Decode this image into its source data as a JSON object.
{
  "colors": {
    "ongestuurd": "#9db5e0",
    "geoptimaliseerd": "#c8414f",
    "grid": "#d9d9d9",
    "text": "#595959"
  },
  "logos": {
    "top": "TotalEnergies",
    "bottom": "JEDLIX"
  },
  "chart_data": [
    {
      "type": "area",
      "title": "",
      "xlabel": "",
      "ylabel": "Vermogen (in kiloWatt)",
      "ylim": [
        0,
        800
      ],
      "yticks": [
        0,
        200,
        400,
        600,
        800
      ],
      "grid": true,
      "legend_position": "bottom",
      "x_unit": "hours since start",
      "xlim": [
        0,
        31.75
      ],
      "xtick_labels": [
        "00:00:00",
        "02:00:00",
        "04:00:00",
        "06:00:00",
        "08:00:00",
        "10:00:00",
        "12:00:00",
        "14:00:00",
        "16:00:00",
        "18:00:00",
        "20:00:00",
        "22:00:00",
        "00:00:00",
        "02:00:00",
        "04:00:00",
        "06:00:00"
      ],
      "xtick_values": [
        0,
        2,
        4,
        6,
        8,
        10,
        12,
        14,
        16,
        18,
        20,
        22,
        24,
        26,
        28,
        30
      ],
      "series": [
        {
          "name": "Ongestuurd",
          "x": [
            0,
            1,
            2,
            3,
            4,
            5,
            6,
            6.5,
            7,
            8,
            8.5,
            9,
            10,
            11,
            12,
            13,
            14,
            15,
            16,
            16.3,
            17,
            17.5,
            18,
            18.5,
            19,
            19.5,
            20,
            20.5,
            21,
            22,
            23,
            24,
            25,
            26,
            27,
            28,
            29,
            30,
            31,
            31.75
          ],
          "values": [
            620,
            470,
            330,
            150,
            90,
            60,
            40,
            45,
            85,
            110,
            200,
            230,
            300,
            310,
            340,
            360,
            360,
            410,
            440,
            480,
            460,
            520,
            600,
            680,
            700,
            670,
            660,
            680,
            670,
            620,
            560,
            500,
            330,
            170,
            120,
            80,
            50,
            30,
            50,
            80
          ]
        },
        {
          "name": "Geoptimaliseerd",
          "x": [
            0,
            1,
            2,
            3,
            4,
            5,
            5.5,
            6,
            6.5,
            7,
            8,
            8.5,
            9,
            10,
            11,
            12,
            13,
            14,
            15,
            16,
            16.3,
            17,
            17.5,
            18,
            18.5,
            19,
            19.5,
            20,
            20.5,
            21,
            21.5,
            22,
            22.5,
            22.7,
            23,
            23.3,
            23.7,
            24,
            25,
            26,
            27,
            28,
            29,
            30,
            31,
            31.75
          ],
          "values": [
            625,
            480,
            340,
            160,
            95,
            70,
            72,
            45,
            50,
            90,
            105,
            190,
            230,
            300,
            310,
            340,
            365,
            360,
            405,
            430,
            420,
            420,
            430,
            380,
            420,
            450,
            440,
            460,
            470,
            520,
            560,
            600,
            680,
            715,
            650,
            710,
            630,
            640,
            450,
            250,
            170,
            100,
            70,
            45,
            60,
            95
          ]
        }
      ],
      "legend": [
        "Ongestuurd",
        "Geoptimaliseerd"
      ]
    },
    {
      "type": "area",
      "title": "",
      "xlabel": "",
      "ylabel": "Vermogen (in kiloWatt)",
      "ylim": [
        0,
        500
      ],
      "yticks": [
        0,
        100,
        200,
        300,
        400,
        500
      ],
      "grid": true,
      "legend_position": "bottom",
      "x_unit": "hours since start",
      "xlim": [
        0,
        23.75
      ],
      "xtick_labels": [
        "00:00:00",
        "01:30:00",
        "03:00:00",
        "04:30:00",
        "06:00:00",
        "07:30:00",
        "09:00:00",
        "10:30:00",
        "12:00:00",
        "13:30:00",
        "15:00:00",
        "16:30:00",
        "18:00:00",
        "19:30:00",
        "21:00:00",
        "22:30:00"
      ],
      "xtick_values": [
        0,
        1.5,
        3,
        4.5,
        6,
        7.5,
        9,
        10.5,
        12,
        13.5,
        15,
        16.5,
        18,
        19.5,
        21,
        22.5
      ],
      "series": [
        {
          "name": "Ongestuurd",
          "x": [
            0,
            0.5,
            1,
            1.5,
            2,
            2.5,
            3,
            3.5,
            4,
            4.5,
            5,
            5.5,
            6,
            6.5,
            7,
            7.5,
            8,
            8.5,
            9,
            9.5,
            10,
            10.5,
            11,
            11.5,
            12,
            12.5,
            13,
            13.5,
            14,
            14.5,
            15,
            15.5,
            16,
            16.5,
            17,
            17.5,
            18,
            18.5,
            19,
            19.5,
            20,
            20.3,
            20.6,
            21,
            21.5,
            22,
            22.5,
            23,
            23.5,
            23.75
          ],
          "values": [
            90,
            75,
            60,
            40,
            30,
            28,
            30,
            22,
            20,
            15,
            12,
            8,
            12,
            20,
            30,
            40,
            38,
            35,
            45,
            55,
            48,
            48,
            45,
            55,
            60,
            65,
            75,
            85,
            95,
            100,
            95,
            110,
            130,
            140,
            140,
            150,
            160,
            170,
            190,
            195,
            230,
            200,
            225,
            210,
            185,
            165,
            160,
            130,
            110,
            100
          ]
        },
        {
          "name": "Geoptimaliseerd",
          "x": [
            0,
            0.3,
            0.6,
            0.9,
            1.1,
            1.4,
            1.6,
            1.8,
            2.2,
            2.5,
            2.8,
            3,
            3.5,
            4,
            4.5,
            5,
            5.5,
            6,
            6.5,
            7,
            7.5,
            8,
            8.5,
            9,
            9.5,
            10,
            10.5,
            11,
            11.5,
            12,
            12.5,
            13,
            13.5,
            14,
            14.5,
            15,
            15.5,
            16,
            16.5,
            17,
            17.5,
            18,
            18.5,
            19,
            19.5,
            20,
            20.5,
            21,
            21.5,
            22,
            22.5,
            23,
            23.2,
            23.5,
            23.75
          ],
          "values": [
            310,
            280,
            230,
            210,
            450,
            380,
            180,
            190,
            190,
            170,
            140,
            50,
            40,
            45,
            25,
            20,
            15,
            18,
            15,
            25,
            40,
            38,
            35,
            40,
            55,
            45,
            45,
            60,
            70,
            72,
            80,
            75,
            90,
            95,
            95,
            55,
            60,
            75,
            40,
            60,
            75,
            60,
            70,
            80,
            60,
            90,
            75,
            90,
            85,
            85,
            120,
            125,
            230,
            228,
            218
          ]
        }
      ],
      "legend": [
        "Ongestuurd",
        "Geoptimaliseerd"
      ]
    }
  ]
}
------------------------------------------------
#### WHAT THE TASK REQUIRES:
The records above are to be repeated exactly, in their entirety.

#### WRITTEN ANSWER:
Decode this image into its source data as a JSON object.
{
  "colors": {
    "ongestuurd": "#9db5e0",
    "geoptimaliseerd": "#c8414f",
    "grid": "#d9d9d9",
    "text": "#595959"
  },
  "logos": {
    "top": "TotalEnergies",
    "bottom": "JEDLIX"
  },
  "chart_data": [
    {
      "type": "area",
      "title": "",
      "xlabel": "",
      "ylabel": "Vermogen (in kiloWatt)",
      "ylim": [
        0,
        800
      ],
      "yticks": [
        0,
        200,
        400,
        600,
        800
      ],
      "grid": true,
      "legend_position": "bottom",
      "x_unit": "hours since start",
      "xlim": [
        0,
        31.75
      ],
      "xtick_labels": [
        "00:00:00",
        "02:00:00",
        "04:00:00",
        "06:00:00",
        "08:00:00",
        "10:00:00",
        "12:00:00",
        "14:00:00",
        "16:00:00",
        "18:00:00",
        "20:00:00",
        "22:00:00",
        "00:00:00",
        "02:00:00",
        "04:00:00",
        "06:00:00"
      ],
      "xtick_values": [
        0,
        2,
        4,
        6,
        8,
        10,
        12,
        14,
        16,
        18,
        20,
        22,
        24,
        26,
        28,
        30
      ],
      "series": [
        {
          "name": "Ongestuurd",
          "x": [
            0,
            1,
            2,
            3,
            4,
            5,
            6,
            6.5,
            7,
            8,
            8.5,
            9,
            10,
            11,
            12,
            13,
            14,
            15,
            16,
            16.3,
            17,
            17.5,
            18,
            18.5,
            19,
            19.5,
            20,
            20.5,
            21,
            22,
            23,
            24,
            25,
            26,
            27,
            28,
            29,
            30,
            31,
            31.75
          ],
          "values": [
            620,
            470,
            330,
            150,
            90,
            60,
            40,
            45,
            85,
            110,
            200,
            230,
            300,
            310,
            340,
            360,
            360,
            410,
            440,
            480,
            460,
            520,
            600,
            680,
            700,
            670,
            660,
            680,
            670,
            620,
            560,
            500,
            330,
            170,
            120,
            80,
            50,
            30,
            50,
            80
          ]
        },
        {
          "name": "Geoptimaliseerd",
          "x": [
            0,
            1,
            2,
            3,
            4,
            5,
            5.5,
            6,
            6.5,
            7,
            8,
            8.5,
            9,
            10,
            11,
            12,
            13,
            14,
            15,
            16,
            16.3,
            17,
            17.5,
            18,
            18.5,
            19,
            19.5,
            20,
            20.5,
            21,
            21.5,
            22,
            22.5,
            22.7,
            23,
            23.3,
            23.7,
            24,
            25,
            26,
            27,
            28,
            29,
            30,
            31,
            31.75
          ],
          "values": [
            625,
            480,
            340,
            160,
            95,
            70,
            72,
            45,
            50,
            90,
            105,
            190,
            230,
            300,
            310,
            340,
            365,
            360,
            405,
            430,
            420,
            420,
            430,
            380,
            420,
            450,
            440,
            460,
            470,
            520,
            560,
            600,
            680,
            715,
            650,
            710,
            630,
            640,
            450,
            250,
            170,
            100,
            70,
            45,
            60,
            95
          ]
        }
      ],
      "legend": [
        "Ongestuurd",
        "Geoptimaliseerd"
      ]
    },
    {
      "type": "area",
      "title": "",
      "xlabel": "",
      "ylabel": "Vermogen (in kiloWatt)",
      "ylim": [
        0,
        500
      ],
      "yticks": [
        0,
        100,
        200,
        300,
        400,
        500
      ],
      "grid": true,
      "legend_position": "bottom",
      "x_unit": "hours since start",
      "xlim": [
        0,
        23.75
      ],
      "xtick_labels": [
        "00:00:00",
        "01:30:00",
        "03:00:00",
        "04:30:00",
        "06:00:00",
        "07:30:00",
        "09:00:00",
        "10:30:00",
        "12:00:00",
        "13:30:00",
        "15:00:00",
        "16:30:00",
        "18:00:00",
        "19:30:00",
        "21:00:00",
        "22:30:00"
      ],
      "xtick_values": [
        0,
        1.5,
        3,
        4.5,
        6,
        7.5,
        9,
        10.5,
        12,
        13.5,
        15,
        16.5,
        18,
        19.5,
        21,
        22.5
      ],
      "series": [
        {
          "name": "Ongestuurd",
          "x": [
            0,
            0.5,
            1,
            1.5,
            2,
            2.5,
            3,
            3.5,
            4,
            4.5,
            5,
            5.5,
            6,
            6.5,
            7,
            7.5,
            8,
            8.5,
            9,
            9.5,
            10,
            10.5,
            11,
            11.5,
            12,
            12.5,
            13,
            13.5,
            14,
            14.5,
            15,
            15.5,
            16,
            16.5,
            17,
            17.5,
            18,
            18.5,
            19,
            19.5,
            20,
            20.3,
            20.6,
            21,
            21.5,
            22,
            22.5,
            23,
            23.5,
            23.75
          ],
          "values": [
            90,
            75,
            60,
            40,
            30,
            28,
            30,
            22,
            20,
            15,
            12,
            8,
            12,
            20,
            30,
            40,
            38,
            35,
            45,
            55,
            48,
            48,
            45,
            55,
            60,
            65,
            75,
            85,
            95,
            100,
            95,
            110,
            130,
            140,
            140,
            150,
            160,
            170,
            190,
            195,
            230,
            200,
            225,
            210,
            185,
            165,
            160,
            130,
            110,
            100
          ]
        },
        {
          "name": "Geoptimaliseerd",
          "x": [
            0,
            0.3,
            0.6,
            0.9,
            1.1,
            1.4,
            1.6,
            1.8,
            2.2,
            2.5,
            2.8,
            3,
            3.5,
            4,
            4.5,
            5,
            5.5,
            6,
            6.5,
            7,
            7.5,
            8,
            8.5,
            9,
            9.5,
            10,
            10.5,
            11,
            11.5,
            12,
            12.5,
            13,
            13.5,
            14,
            14.5,
            15,
            15.5,
            16,
            16.5,
            17,
            17.5,
            18,
            18.5,
            19,
            19.5,
            20,
            20.5,
            21,
            21.5,
            22,
            22.5,
            23,
            23.2,
            23.5,
            23.75
          ],
          "values": [
            310,
            280,
            230,
            210,
            450,
            380,
            180,
            190,
            190,
            170,
            140,
            50,
            40,
            45,
            25,
            20,
            15,
            18,
            15,
            25,
            40,
            38,
            35,
            40,
            55,
            45,
            45,
            60,
            70,
            72,
            80,
            75,
            90,
            95,
            95,
            55,
            60,
            75,
            40,
            60,
            75,
            60,
            70,
            80,
            60,
            90,
            75,
            90,
            85,
            85,
            120,
            125,
            230,
            228,
            218
          ]
        }
      ],
      "legend": [
        "Ongestuurd",
        "Geoptimaliseerd"
      ]
    }
  ]
}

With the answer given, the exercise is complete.